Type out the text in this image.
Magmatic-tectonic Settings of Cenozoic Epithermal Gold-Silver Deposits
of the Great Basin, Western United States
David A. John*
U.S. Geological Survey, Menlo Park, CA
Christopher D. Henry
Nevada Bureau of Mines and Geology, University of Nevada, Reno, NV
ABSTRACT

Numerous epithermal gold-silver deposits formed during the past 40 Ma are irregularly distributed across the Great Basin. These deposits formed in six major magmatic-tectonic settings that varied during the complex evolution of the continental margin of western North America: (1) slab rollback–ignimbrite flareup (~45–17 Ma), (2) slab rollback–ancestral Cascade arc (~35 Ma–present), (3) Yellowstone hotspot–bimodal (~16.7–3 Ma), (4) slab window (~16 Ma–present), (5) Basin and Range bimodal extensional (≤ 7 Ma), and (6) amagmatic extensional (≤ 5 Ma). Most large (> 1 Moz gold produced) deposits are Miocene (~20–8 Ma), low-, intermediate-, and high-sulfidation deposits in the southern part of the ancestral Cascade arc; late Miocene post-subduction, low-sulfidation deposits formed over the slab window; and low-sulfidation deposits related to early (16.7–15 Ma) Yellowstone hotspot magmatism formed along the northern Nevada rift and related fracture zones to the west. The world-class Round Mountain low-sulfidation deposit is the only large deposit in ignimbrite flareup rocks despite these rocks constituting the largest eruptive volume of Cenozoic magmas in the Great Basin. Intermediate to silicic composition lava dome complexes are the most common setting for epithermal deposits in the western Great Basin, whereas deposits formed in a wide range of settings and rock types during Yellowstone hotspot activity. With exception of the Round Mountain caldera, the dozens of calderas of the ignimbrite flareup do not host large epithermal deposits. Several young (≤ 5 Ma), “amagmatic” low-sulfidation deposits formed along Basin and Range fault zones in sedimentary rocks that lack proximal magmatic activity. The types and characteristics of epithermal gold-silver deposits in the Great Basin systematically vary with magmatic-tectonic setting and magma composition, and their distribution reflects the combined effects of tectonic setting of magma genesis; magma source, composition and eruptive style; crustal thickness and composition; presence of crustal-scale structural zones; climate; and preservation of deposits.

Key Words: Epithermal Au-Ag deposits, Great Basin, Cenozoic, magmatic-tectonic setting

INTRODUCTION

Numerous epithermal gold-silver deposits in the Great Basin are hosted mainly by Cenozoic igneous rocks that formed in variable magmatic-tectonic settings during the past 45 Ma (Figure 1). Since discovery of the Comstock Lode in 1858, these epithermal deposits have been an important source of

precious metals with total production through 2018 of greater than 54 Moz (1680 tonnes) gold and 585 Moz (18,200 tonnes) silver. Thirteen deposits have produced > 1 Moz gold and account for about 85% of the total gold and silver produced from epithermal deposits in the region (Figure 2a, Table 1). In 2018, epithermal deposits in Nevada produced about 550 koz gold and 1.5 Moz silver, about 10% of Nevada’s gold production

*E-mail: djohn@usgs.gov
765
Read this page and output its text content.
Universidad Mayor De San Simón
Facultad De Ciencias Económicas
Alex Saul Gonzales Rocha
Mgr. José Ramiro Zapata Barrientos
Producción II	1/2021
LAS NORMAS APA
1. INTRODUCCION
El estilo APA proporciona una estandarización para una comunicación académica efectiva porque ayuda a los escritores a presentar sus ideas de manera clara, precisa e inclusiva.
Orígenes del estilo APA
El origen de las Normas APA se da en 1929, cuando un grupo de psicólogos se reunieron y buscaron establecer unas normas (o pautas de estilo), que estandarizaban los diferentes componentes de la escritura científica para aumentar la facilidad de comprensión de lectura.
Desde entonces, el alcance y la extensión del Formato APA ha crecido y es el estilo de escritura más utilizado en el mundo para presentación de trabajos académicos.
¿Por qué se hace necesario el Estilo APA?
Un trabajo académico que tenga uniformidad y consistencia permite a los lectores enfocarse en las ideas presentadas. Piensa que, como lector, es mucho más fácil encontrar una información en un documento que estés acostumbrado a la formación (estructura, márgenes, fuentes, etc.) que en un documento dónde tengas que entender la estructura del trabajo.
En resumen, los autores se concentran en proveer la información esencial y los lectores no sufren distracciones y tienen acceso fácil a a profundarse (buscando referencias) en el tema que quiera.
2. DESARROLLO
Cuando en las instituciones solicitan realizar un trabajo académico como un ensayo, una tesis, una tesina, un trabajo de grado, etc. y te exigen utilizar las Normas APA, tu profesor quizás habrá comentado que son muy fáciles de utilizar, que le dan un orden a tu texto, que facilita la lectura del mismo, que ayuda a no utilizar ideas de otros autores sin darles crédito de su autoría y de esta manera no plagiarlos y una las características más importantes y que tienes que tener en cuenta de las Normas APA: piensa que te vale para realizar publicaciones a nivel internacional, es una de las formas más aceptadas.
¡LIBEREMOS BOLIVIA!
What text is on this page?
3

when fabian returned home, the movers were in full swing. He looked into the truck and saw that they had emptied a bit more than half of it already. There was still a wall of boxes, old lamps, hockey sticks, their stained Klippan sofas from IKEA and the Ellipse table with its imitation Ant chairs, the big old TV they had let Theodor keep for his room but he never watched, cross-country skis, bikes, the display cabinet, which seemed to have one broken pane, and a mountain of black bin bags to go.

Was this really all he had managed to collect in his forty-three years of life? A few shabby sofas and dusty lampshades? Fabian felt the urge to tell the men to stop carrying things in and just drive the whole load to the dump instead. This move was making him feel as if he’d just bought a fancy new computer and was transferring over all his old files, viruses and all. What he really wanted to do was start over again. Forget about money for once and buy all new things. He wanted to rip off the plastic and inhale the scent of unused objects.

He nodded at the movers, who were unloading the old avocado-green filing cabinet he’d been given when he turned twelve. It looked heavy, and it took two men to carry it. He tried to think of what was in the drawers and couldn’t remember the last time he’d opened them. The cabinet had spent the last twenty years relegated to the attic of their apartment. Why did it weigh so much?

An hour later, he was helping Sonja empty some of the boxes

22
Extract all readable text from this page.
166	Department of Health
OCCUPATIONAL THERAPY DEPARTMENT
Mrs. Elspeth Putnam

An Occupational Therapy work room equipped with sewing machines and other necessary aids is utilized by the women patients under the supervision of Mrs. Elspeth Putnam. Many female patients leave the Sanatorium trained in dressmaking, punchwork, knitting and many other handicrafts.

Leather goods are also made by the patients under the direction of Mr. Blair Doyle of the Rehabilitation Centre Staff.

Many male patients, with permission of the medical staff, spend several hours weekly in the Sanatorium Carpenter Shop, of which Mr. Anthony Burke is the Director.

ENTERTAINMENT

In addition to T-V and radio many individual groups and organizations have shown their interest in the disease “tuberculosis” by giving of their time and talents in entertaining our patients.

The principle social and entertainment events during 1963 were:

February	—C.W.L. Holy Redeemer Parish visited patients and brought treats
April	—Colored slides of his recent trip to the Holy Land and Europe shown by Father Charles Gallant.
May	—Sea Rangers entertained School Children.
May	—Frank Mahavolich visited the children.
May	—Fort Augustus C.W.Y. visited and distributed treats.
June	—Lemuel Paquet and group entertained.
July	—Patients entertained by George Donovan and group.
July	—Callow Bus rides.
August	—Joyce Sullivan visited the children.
##########
Work task: Throughout the listing, how many lines contain the string "than"? Give the number on its own.

Response: 2